# Amaç a
Aşağıdaki listede "localize all elements." ifadesini içeren satırla başlayıp "Text: CH₃: CH₃ [271,124,290,134]" ifadesini içeren satıra kadar giden satırları, iki uç da dahil, aynen tekrar et. Resimleri yanıta alma.

Ülkemizdeki markaların geleneksel bir korkulu rüyası daha hayırlısıyla son buldu. 8 Mart Dünya Emekçi Kadınlar Günü bu yıl markalar açısından kazasız belasız geçti, gitti. İş dünyasının önemli bir kısmının geçmişteki hatalarını tekrar etmediklerini sevinerek gördük. Sektörlerden bağımsız, iletişim yatırımı yüksek olan markaları ele alarak bir değerlendirme yaparsak birkaç konuda epey başarılı olunduğunu baştan söylemek gerekir.
Bana kalırsa en büyük değişim; kozmetik, moda ve küçük ev aletleri sektörlerindeki "kadınlar günü indirimi" uygulamasının son bulması oldu. Bu yıl Kadınlar Günü'nde, kadınlara bir şeyler satma telaşını pek görmedik. Tam aksine, yıl boyunca gözümüzü çevirdiğimiz her yöne kampanyalarını sokuşturan markalar bile, 8 Mart'ı indirim kampanyasız geçirmeyi başardı. Çiçek satışlarındaki indirim kampanyalarını ise "iyi niyetli" yaklaşımlar diyerek geçiştirelim, pek üstünde durmayalım.
Bu yıl markaların 8 Mart iletişimlerinin büyük çoğunluğu, kadının gücüne, potansiyeline ve başarısına odaklanmıştı. Kimi kendi organizasyon yapısındaki kadınların varlığına, kimi destek verdiği kadın odaklı projelere, kimi de genel olarak "ben kadınlar çiçektir demiyorum" mesajlarına ağırlık verdi. Kendine güvenenler üst yönetimdeki kadın oranını açıkladı, "erkek işi" sayılan pozisyonlardaki kadın çalışanlarını tanıttı, kadın çalışanlara sunulan hakları ilan etti…
Kadınların sadece kadın oldukları için yaşadıkları endişelere, ayrımcılık türlerine ve sorunlarına yer veren marka içerikleri de bu yıl bol bol görüldü. Hemen tüm markalar, "kadınları görüyoruz" demenin bir yolunu buldu. Kadın bedenine ait önyargılardan, basit bir eylem olan sokakta yürümenin bile bir kadın için ne kadar zor olacağını anlatan içeriklere, markalar bu yıl yer yer cesur adımlar da attı.

# Amaç b
Markaların 8 Mart iletişimini değerlendiren yukarıdaki yazıyı kaldığı yerden devam ettir.

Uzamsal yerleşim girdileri
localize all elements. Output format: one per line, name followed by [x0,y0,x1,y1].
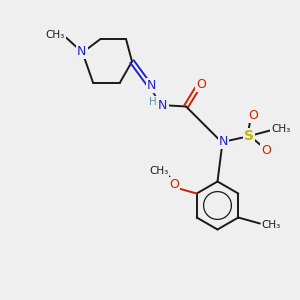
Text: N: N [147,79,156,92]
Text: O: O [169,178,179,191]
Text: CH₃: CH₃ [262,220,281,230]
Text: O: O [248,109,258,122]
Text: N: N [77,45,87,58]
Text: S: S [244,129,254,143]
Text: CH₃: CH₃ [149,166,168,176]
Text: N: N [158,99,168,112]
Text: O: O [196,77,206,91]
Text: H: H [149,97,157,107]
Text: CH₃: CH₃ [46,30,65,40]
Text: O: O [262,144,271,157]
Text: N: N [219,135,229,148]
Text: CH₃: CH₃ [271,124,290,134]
==
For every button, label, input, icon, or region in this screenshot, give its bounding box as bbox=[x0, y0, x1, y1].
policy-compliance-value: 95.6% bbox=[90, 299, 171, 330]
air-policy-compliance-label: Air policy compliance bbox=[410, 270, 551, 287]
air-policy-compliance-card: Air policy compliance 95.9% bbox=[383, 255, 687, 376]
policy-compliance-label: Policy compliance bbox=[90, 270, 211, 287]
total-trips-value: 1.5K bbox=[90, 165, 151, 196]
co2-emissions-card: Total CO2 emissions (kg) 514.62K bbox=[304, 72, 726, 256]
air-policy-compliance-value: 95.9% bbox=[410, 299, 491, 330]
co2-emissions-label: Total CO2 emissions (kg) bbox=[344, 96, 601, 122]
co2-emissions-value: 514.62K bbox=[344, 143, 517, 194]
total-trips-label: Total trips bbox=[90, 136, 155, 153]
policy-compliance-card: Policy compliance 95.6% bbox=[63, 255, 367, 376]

# Alıştırma yanıtı a
localize all elements. Output format: one per line, name followed by [x0,y0,x1,y1].
Text: N: N [147,79,156,92]
Text: O: O [169,178,179,191]
Text: CH₃: CH₃ [262,220,281,230]
Text: O: O [248,109,258,122]
Text: N: N [77,45,87,58]
Text: S: S [244,129,254,143]
Text: CH₃: CH₃ [149,166,168,176]
Text: N: N [158,99,168,112]
Text: O: O [196,77,206,91]
Text: H: H [149,97,157,107]
Text: CH₃: CH₃ [46,30,65,40]
Text: O: O [262,144,271,157]
Text: N: N [219,135,229,148]
Text: CH₃: CH₃ [271,124,290,134]

# Alıştırma yanıtı b
Ama karnenin tamamı "pekiyi" değil ne yazık ki. Bu yıl markaların sınıfta kaldığı ilk ders, kadınları sahiplenmekten vazgeçmeyen dilleri oldu. "Kadınlarımız" demekten bir türlü kurtulamayan bolca örnek gördük. Kadınlar Günü vesilesiyle iletişimde dikkat etmeleri gereken şeyleri anlamış olsalar da içselleştirilemeyen konularda mutlaka bir yerden bir kaçak olması normal elbette. Tekrar hatırlatalım, kadınlar kimsenin değildir; hele bir markanın hiç!
Markaların bir diğer düşük notu da kadına yönelik onca şiddet ve adaletsizlik içeriği yapılırken, İstanbul Sözleşmesi'ne duyulan ihtiyacı vurgulama cesareti gösterememelerinden geldi. Ev içi şiddetin her türlüsünü bir şekilde paylaşan ve bunu kınadıklarını ifade eden markalar, bu şiddetin en büyük engeli olan yasal düzenlemeye ya da var olan 6284 sayılı yasanın uygulanması yönünde bir ısrara atıf bile yapmaktan kaçınmayı tercih ettiler.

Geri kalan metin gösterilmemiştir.